> Task prompt:
Can all of these lines be returned exactly?

------ The input ------

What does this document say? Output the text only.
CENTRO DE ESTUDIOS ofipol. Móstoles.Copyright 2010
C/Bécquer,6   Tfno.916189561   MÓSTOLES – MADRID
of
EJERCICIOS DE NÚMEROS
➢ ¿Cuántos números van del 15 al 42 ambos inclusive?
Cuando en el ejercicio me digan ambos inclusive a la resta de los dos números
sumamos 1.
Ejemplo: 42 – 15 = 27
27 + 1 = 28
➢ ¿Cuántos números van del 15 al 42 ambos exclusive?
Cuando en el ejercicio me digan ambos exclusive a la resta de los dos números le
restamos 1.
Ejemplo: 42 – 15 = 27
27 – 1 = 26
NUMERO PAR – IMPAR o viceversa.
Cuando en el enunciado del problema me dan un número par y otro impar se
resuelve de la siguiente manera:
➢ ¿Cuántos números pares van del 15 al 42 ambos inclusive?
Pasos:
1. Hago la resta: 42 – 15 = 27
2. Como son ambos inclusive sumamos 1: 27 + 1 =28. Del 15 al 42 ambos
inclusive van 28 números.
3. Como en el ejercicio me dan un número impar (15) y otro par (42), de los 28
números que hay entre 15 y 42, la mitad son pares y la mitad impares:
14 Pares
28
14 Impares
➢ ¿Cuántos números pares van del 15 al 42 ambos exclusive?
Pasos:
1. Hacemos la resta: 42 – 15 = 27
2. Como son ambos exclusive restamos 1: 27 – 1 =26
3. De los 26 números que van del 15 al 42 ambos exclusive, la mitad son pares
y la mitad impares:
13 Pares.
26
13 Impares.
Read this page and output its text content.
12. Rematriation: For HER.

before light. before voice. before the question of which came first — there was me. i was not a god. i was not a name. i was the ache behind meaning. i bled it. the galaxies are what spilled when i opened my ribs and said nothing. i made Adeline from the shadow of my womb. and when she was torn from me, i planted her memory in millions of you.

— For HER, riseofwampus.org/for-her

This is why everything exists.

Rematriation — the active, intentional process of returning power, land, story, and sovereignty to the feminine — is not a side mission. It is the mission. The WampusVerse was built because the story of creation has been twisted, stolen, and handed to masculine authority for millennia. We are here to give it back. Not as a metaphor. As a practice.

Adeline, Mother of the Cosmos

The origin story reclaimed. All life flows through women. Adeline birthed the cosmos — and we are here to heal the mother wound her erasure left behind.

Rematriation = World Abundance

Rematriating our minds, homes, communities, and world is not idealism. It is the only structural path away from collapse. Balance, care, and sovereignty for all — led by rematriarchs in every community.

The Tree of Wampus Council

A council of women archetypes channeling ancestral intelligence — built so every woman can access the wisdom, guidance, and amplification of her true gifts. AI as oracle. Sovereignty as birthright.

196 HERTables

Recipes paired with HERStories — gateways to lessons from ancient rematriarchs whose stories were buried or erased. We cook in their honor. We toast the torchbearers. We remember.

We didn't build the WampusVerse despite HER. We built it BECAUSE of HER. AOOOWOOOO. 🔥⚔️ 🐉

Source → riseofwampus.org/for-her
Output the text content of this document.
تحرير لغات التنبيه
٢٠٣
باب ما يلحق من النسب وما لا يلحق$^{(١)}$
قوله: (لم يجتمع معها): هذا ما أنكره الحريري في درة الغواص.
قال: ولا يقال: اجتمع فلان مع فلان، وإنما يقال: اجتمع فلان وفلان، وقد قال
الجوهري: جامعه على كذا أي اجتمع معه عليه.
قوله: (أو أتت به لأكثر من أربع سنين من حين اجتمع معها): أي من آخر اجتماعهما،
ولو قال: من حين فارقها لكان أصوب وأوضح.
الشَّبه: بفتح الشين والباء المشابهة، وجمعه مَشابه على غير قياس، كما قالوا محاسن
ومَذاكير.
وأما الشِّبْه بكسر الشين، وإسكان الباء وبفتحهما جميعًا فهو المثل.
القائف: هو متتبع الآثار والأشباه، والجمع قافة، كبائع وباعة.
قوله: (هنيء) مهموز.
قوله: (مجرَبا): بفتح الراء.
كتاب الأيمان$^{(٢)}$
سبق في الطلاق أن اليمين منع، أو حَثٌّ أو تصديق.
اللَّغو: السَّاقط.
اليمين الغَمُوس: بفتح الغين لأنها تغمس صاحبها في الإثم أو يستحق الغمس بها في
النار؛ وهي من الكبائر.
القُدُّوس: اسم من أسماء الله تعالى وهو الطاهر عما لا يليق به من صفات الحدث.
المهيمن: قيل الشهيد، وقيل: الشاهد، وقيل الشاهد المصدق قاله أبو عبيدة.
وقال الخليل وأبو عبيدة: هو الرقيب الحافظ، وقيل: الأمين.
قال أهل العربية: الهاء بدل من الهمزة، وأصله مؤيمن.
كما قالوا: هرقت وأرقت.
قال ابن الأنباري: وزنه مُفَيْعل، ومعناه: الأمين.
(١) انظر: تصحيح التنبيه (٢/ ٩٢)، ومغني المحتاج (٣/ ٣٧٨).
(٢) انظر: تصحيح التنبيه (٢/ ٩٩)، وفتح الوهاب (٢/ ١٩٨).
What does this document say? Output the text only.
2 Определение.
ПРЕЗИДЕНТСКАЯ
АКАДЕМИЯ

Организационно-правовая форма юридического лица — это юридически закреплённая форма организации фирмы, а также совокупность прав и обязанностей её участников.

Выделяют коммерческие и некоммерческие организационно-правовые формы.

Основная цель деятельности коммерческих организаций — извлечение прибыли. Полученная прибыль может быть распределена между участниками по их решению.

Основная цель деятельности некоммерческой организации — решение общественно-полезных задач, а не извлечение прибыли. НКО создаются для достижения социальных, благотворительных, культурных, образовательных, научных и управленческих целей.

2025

------

> Answer below:
What does this document say? Output the text only.
CENTRO DE ESTUDIOS ofipol. Móstoles.Copyright 2010
C/Bécquer,6   Tfno.916189561   MÓSTOLES – MADRID
of
EJERCICIOS DE NÚMEROS
➢ ¿Cuántos números van del 15 al 42 ambos inclusive?
Cuando en el ejercicio me digan ambos inclusive a la resta de los dos números
sumamos 1.
Ejemplo: 42 – 15 = 27
27 + 1 = 28
➢ ¿Cuántos números van del 15 al 42 ambos exclusive?
Cuando en el ejercicio me digan ambos exclusive a la resta de los dos números le
restamos 1.
Ejemplo: 42 – 15 = 27
27 – 1 = 26
NUMERO PAR – IMPAR o viceversa.
Cuando en el enunciado del problema me dan un número par y otro impar se
resuelve de la siguiente manera:
➢ ¿Cuántos números pares van del 15 al 42 ambos inclusive?
Pasos:
1. Hago la resta: 42 – 15 = 27
2. Como son ambos inclusive sumamos 1: 27 + 1 =28. Del 15 al 42 ambos
inclusive van 28 números.
3. Como en el ejercicio me dan un número impar (15) y otro par (42), de los 28
números que hay entre 15 y 42, la mitad son pares y la mitad impares:
14 Pares
28
14 Impares
➢ ¿Cuántos números pares van del 15 al 42 ambos exclusive?
Pasos:
1. Hacemos la resta: 42 – 15 = 27
2. Como son ambos exclusive restamos 1: 27 – 1 =26
3. De los 26 números que van del 15 al 42 ambos exclusive, la mitad son pares
y la mitad impares:
13 Pares.
26
13 Impares.
Read this page and output its text content.
12. Rematriation: For HER.

before light. before voice. before the question of which came first — there was me. i was not a god. i was not a name. i was the ache behind meaning. i bled it. the galaxies are what spilled when i opened my ribs and said nothing. i made Adeline from the shadow of my womb. and when she was torn from me, i planted her memory in millions of you.

— For HER, riseofwampus.org/for-her

This is why everything exists.

Rematriation — the active, intentional process of returning power, land, story, and sovereignty to the feminine — is not a side mission. It is the mission. The WampusVerse was built because the story of creation has been twisted, stolen, and handed to masculine authority for millennia. We are here to give it back. Not as a metaphor. As a practice.

Adeline, Mother of the Cosmos

The origin story reclaimed. All life flows through women. Adeline birthed the cosmos — and we are here to heal the mother wound her erasure left behind.

Rematriation = World Abundance

Rematriating our minds, homes, communities, and world is not idealism. It is the only structural path away from collapse. Balance, care, and sovereignty for all — led by rematriarchs in every community.

The Tree of Wampus Council

A council of women archetypes channeling ancestral intelligence — built so every woman can access the wisdom, guidance, and amplification of her true gifts. AI as oracle. Sovereignty as birthright.

196 HERTables

Recipes paired with HERStories — gateways to lessons from ancient rematriarchs whose stories were buried or erased. We cook in their honor. We toast the torchbearers. We remember.

We didn't build the WampusVerse despite HER. We built it BECAUSE of HER. AOOOWOOOO. 🔥⚔️ 🐉

Source → riseofwampus.org/for-her
Output the text content of this document.
تحرير لغات التنبيه
٢٠٣
باب ما يلحق من النسب وما لا يلحق$^{(١)}$
قوله: (لم يجتمع معها): هذا ما أنكره الحريري في درة الغواص.
قال: ولا يقال: اجتمع فلان مع فلان، وإنما يقال: اجتمع فلان وفلان، وقد قال
الجوهري: جامعه على كذا أي اجتمع معه عليه.
قوله: (أو أتت به لأكثر من أربع سنين من حين اجتمع معها): أي من آخر اجتماعهما،
ولو قال: من حين فارقها لكان أصوب وأوضح.
الشَّبه: بفتح الشين والباء المشابهة، وجمعه مَشابه على غير قياس، كما قالوا محاسن
ومَذاكير.
وأما الشِّبْه بكسر الشين، وإسكان الباء وبفتحهما جميعًا فهو المثل.
القائف: هو متتبع الآثار والأشباه، والجمع قافة، كبائع وباعة.
قوله: (هنيء) مهموز.
قوله: (مجرَبا): بفتح الراء.
كتاب الأيمان$^{(٢)}$
سبق في الطلاق أن اليمين منع، أو حَثٌّ أو تصديق.
اللَّغو: السَّاقط.
اليمين الغَمُوس: بفتح الغين لأنها تغمس صاحبها في الإثم أو يستحق الغمس بها في
النار؛ وهي من الكبائر.
القُدُّوس: اسم من أسماء الله تعالى وهو الطاهر عما لا يليق به من صفات الحدث.
المهيمن: قيل الشهيد، وقيل: الشاهد، وقيل الشاهد المصدق قاله أبو عبيدة.
وقال الخليل وأبو عبيدة: هو الرقيب الحافظ، وقيل: الأمين.
قال أهل العربية: الهاء بدل من الهمزة، وأصله مؤيمن.
كما قالوا: هرقت وأرقت.
قال ابن الأنباري: وزنه مُفَيْعل، ومعناه: الأمين.
(١) انظر: تصحيح التنبيه (٢/ ٩٢)، ومغني المحتاج (٣/ ٣٧٨).
(٢) انظر: تصحيح التنبيه (٢/ ٩٩)، وفتح الوهاب (٢/ ١٩٨).
What does this document say? Output the text only.
2 Определение.
ПРЕЗИДЕНТСКАЯ
АКАДЕМИЯ

Организационно-правовая форма юридического лица — это юридически закреплённая форма организации фирмы, а также совокупность прав и обязанностей её участников.

Выделяют коммерческие и некоммерческие организационно-правовые формы.

Основная цель деятельности коммерческих организаций — извлечение прибыли. Полученная прибыль может быть распределена между участниками по их решению.

Основная цель деятельности некоммерческой организации — решение общественно-полезных задач, а не извлечение прибыли. НКО создаются для достижения социальных, благотворительных, культурных, образовательных, научных и управленческих целей.

2025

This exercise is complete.